Across all the lines below, how many contain the string "title"? Please reply with the number only.

- **Collected data**

§ §

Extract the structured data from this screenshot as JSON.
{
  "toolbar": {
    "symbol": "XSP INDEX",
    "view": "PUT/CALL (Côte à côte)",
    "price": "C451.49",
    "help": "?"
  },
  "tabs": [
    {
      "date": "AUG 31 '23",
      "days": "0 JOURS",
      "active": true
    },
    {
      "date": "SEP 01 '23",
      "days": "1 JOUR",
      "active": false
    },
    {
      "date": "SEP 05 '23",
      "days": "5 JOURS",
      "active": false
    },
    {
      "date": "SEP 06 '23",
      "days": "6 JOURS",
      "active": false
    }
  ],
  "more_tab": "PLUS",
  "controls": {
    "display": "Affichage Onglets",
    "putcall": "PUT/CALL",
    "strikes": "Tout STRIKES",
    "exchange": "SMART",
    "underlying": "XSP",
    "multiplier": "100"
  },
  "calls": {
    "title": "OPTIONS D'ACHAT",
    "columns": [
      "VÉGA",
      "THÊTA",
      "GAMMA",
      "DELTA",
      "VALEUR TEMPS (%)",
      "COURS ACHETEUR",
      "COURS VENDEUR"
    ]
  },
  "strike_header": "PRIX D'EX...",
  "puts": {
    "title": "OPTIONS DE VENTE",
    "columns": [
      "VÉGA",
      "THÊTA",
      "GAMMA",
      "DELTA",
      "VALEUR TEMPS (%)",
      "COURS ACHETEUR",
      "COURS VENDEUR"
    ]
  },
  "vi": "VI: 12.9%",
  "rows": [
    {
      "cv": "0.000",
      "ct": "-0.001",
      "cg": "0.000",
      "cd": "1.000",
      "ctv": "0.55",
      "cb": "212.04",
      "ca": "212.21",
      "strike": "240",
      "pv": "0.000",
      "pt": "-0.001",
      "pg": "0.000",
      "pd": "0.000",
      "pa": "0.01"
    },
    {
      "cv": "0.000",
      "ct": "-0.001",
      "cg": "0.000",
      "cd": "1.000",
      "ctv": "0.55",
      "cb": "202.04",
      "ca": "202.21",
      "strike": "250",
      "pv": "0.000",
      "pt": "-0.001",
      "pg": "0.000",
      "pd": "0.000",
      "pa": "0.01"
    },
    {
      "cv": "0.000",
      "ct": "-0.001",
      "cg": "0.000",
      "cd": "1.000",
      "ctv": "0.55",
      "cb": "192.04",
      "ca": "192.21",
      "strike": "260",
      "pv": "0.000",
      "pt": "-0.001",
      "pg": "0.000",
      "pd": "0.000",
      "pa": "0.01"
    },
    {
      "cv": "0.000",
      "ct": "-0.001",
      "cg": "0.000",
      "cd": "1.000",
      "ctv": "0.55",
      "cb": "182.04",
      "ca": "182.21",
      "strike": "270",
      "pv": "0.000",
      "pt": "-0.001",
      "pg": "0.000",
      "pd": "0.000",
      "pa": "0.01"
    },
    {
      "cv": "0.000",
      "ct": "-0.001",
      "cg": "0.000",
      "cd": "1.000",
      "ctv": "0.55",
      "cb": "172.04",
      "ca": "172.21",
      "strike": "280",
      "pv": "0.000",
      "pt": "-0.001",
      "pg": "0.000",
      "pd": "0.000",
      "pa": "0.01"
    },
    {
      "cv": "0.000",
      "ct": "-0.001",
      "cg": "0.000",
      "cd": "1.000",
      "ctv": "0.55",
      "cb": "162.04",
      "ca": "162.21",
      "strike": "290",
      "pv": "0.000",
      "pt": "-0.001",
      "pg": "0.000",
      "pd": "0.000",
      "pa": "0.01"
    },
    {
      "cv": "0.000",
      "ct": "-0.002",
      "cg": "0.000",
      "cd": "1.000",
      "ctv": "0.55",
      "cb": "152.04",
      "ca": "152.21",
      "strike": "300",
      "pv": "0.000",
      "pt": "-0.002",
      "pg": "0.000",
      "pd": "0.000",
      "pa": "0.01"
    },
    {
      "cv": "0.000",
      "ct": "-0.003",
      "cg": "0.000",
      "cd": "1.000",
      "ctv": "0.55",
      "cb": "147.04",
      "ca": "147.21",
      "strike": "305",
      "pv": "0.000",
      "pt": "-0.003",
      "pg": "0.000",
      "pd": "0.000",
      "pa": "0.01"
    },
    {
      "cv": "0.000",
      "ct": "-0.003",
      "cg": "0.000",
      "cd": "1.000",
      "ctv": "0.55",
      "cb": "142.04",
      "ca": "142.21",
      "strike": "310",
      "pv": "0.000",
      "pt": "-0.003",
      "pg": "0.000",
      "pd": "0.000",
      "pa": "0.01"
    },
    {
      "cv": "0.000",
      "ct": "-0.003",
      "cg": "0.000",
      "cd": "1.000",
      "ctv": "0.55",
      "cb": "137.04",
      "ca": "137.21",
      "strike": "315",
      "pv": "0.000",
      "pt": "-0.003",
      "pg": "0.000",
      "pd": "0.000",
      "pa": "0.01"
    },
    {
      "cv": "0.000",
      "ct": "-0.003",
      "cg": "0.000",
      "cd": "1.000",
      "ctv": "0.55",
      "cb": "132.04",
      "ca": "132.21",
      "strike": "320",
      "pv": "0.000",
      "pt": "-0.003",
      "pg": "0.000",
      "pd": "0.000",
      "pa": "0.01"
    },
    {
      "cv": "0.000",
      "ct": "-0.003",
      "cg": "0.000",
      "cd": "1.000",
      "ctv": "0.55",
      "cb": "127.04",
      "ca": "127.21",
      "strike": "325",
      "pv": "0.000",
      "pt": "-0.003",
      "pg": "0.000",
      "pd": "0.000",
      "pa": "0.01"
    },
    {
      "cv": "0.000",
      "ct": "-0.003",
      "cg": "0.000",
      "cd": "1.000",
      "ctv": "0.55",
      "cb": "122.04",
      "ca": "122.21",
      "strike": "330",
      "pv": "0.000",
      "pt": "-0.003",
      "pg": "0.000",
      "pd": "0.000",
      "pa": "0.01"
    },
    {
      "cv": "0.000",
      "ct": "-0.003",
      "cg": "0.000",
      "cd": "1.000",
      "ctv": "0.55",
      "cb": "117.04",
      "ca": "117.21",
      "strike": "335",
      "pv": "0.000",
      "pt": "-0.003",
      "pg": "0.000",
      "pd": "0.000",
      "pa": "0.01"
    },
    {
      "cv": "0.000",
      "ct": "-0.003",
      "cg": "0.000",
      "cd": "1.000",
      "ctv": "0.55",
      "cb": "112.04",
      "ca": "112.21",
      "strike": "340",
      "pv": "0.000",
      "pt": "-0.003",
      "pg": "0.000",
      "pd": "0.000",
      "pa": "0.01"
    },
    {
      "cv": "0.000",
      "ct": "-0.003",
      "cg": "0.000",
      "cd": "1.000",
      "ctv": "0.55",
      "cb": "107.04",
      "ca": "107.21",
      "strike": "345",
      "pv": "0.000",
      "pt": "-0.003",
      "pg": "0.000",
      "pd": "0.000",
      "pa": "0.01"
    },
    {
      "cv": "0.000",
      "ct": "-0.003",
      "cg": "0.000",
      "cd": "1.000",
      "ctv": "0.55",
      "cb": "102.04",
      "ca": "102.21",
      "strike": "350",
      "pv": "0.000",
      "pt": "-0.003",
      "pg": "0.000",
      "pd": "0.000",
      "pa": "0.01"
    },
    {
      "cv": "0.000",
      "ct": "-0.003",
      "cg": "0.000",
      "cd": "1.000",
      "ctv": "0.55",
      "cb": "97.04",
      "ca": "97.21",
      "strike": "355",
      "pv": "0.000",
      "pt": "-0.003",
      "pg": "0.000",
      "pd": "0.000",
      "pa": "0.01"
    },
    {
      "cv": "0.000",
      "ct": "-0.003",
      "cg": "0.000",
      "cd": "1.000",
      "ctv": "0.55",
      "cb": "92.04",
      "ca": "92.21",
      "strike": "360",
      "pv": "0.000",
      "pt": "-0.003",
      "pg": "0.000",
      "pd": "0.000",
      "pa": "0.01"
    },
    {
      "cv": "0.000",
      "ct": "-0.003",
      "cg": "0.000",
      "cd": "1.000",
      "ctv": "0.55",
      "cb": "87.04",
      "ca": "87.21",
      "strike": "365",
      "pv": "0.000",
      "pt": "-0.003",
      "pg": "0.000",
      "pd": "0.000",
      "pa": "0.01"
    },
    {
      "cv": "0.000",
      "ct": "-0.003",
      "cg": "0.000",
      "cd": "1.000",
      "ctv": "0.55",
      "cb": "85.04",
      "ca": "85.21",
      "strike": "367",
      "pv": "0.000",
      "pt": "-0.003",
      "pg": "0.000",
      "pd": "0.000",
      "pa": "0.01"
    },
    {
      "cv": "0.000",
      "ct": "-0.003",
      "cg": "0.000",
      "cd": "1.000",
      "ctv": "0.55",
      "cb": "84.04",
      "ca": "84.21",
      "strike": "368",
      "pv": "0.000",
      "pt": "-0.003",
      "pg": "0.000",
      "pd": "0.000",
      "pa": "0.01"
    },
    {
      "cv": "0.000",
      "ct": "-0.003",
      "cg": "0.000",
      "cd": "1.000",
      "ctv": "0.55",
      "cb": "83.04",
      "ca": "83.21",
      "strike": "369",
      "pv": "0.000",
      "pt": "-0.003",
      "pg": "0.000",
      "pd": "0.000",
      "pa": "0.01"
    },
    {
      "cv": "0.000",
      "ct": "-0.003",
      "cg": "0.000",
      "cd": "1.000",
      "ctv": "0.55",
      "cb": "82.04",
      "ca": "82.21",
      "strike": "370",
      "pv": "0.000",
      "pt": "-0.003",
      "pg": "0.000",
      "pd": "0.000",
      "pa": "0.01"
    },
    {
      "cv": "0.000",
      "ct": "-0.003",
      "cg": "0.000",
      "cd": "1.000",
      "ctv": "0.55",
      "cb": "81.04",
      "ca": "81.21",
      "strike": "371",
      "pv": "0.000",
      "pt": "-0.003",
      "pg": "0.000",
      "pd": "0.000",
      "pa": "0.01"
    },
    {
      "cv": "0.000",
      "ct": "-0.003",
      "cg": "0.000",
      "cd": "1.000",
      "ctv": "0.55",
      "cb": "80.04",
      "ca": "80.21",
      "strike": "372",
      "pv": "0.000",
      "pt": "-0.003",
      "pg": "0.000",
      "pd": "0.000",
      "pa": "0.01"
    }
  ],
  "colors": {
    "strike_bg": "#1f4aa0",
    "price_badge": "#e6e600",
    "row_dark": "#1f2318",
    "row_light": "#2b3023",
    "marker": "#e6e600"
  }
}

§ §

- **Task output**
2